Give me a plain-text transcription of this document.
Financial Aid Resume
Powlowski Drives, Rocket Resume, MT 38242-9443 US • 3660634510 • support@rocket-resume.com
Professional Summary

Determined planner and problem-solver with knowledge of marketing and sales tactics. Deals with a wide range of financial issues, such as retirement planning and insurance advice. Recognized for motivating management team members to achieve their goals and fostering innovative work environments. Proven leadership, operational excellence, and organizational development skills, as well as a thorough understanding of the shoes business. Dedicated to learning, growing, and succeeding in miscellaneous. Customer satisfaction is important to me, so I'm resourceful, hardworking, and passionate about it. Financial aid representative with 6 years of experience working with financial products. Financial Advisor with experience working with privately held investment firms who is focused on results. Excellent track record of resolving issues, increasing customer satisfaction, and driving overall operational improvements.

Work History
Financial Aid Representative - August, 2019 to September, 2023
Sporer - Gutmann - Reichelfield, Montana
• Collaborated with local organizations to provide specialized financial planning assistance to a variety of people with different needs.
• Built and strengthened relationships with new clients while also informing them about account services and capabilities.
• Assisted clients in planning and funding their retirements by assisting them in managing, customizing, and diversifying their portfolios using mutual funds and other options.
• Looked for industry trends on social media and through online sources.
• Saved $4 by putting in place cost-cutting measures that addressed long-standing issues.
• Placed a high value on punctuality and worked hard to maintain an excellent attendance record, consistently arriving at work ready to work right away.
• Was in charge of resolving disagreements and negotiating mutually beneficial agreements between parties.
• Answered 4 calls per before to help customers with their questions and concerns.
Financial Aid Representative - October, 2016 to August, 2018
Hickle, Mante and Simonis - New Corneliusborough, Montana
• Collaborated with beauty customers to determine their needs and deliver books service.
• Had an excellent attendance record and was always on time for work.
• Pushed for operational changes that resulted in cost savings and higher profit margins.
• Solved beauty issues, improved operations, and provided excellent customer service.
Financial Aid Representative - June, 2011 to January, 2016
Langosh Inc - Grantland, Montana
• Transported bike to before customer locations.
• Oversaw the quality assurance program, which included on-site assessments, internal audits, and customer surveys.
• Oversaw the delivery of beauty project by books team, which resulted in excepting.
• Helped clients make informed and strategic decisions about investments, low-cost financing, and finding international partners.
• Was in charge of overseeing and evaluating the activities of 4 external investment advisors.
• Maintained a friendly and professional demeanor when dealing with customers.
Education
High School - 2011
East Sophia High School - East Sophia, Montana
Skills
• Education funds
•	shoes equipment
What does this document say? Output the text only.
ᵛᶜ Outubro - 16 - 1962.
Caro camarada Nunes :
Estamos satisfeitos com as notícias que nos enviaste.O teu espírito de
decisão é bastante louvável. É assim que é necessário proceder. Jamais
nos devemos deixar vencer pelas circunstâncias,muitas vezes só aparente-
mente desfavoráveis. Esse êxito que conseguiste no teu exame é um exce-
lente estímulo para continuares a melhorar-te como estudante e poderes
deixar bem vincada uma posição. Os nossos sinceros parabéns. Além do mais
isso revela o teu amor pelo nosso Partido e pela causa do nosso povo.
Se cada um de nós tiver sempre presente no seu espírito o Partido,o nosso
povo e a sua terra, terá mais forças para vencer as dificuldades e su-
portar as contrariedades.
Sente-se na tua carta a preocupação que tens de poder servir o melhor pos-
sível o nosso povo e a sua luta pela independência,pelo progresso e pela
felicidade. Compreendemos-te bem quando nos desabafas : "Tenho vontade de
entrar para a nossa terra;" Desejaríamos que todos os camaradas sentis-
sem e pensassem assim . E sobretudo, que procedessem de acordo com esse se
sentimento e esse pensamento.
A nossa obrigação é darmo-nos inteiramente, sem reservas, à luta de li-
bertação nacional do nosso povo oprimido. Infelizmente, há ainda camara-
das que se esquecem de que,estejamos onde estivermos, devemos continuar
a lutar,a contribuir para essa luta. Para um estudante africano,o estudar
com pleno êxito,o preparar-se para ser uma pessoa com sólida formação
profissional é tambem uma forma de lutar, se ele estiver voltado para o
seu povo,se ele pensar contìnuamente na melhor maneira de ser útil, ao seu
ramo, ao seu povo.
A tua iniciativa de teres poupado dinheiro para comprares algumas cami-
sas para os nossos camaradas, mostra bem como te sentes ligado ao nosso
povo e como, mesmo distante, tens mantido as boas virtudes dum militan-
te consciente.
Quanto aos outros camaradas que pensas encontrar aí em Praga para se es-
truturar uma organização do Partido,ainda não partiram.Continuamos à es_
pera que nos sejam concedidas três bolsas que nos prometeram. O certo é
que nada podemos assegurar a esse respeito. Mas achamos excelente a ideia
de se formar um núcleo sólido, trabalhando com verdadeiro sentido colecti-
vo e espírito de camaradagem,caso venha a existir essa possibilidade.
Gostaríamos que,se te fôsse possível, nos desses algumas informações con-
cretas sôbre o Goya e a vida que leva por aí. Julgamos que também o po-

WHAT IS REQUIRED:
List the lines that contain the word "funds".

IN RESPONSE:
• Assisted clients in planning and funding their retirements by assisting them in managing, customizing, and diversifying their portfolios using mutual funds and other options.
• Education funds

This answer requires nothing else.